» Requirements: For each line that holds "Exposure", copy the line out.

#### Entries provided

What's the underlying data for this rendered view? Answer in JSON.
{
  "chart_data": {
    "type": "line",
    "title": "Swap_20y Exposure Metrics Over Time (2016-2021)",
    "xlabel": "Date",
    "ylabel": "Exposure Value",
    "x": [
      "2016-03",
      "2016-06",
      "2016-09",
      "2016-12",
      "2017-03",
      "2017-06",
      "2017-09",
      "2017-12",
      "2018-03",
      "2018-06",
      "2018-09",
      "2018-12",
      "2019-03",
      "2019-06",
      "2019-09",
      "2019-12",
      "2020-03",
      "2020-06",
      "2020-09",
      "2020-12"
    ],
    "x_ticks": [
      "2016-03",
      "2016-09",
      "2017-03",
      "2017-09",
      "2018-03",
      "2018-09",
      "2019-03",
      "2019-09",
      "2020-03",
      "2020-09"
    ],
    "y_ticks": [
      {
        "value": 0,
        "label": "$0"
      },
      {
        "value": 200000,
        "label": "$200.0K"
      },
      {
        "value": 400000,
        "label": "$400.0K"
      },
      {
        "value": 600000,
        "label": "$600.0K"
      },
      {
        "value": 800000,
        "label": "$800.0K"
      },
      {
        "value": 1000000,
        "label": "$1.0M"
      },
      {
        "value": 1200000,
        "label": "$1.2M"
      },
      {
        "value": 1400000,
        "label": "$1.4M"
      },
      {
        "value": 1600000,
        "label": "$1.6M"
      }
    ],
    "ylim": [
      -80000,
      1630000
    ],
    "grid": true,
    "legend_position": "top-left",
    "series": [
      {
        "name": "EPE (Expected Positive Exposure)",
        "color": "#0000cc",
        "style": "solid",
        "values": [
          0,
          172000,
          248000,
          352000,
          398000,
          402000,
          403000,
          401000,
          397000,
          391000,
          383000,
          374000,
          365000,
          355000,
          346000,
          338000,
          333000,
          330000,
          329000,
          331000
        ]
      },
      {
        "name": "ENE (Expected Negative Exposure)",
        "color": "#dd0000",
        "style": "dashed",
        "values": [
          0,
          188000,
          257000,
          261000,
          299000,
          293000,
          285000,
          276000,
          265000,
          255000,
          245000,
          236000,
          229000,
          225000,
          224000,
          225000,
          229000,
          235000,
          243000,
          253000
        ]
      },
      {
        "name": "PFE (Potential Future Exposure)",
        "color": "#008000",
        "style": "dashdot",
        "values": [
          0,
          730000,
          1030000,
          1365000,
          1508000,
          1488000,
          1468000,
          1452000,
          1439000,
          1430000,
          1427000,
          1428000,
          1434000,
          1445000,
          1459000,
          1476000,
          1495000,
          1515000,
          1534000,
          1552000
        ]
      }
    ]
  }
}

########

» Solution:
    "title": "Swap_20y Exposure Metrics Over Time (2016-2021)",
    "ylabel": "Exposure Value",
        "name": "EPE (Expected Positive Exposure)",
        "name": "ENE (Expected Negative Exposure)",
        "name": "PFE (Potential Future Exposure)",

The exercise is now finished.